> SET TASK:
Write out the material exactly. Do not include the pictures.

> AVAILABLE RECORDS:
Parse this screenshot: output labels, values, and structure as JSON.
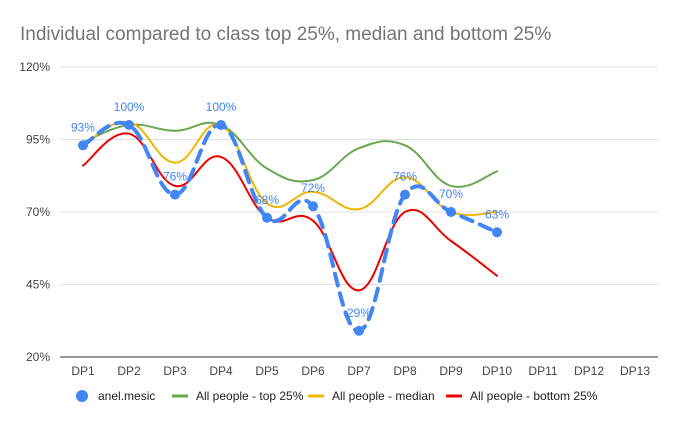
{
  "chart_data": {
    "type": "line",
    "title": "Individual compared to class top 25%, median and bottom 25%",
    "xlabel": "",
    "ylabel": "",
    "categories": [
      "DP1",
      "DP2",
      "DP3",
      "DP4",
      "DP5",
      "DP6",
      "DP7",
      "DP8",
      "DP9",
      "DP10",
      "DP11",
      "DP12",
      "DP13"
    ],
    "yticks": [
      "20%",
      "45%",
      "70%",
      "95%",
      "120%"
    ],
    "ylim": [
      20,
      120
    ],
    "grid": true,
    "legend_position": "bottom",
    "series": [
      {
        "name": "anel.mesic",
        "color": "#4285f4",
        "style": "dashed-markers",
        "values": [
          93,
          100,
          76,
          100,
          68,
          72,
          29,
          76,
          70,
          63,
          null,
          null,
          null
        ],
        "labels": [
          "93%",
          "100%",
          "76%",
          "100%",
          "68%",
          "72%",
          "29%",
          "76%",
          "70%",
          "63%",
          null,
          null,
          null
        ]
      },
      {
        "name": "All people - top 25%",
        "color": "#6aa84f",
        "style": "smooth",
        "values": [
          94,
          100,
          98,
          100,
          85,
          81,
          92,
          93,
          79,
          84,
          null,
          null,
          null
        ]
      },
      {
        "name": "All people - median",
        "color": "#f1b400",
        "style": "smooth",
        "values": [
          93,
          101,
          87,
          100,
          73,
          77,
          71,
          82,
          70,
          70,
          null,
          null,
          null
        ]
      },
      {
        "name": "All people - bottom 25%",
        "color": "#ee0000",
        "style": "smooth",
        "values": [
          86,
          97,
          79,
          89,
          68,
          67,
          43,
          70,
          60,
          48,
          null,
          null,
          null
        ]
      }
    ]
  }
}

> SOLUTION BELOW:
Parse this screenshot: output labels, values, and structure as JSON.
{
  "chart_data": {
    "type": "line",
    "title": "Individual compared to class top 25%, median and bottom 25%",
    "xlabel": "",
    "ylabel": "",
    "categories": [
      "DP1",
      "DP2",
      "DP3",
      "DP4",
      "DP5",
      "DP6",
      "DP7",
      "DP8",
      "DP9",
      "DP10",
      "DP11",
      "DP12",
      "DP13"
    ],
    "yticks": [
      "20%",
      "45%",
      "70%",
      "95%",
      "120%"
    ],
    "ylim": [
      20,
      120
    ],
    "grid": true,
    "legend_position": "bottom",
    "series": [
      {
        "name": "anel.mesic",
        "color": "#4285f4",
        "style": "dashed-markers",
        "values": [
          93,
          100,
          76,
          100,
          68,
          72,
          29,
          76,
          70,
          63,
          null,
          null,
          null
        ],
        "labels": [
          "93%",
          "100%",
          "76%",
          "100%",
          "68%",
          "72%",
          "29%",
          "76%",
          "70%",
          "63%",
          null,
          null,
          null
        ]
      },
      {
        "name": "All people - top 25%",
        "color": "#6aa84f",
        "style": "smooth",
        "values": [
          94,
          100,
          98,
          100,
          85,
          81,
          92,
          93,
          79,
          84,
          null,
          null,
          null
        ]
      },
      {
        "name": "All people - median",
        "color": "#f1b400",
        "style": "smooth",
        "values": [
          93,
          101,
          87,
          100,
          73,
          77,
          71,
          82,
          70,
          70,
          null,
          null,
          null
        ]
      },
      {
        "name": "All people - bottom 25%",
        "color": "#ee0000",
        "style": "smooth",
        "values": [
          86,
          97,
          79,
          89,
          68,
          67,
          43,
          70,
          60,
          48,
          null,
          null,
          null
        ]
      }
    ]
  }
}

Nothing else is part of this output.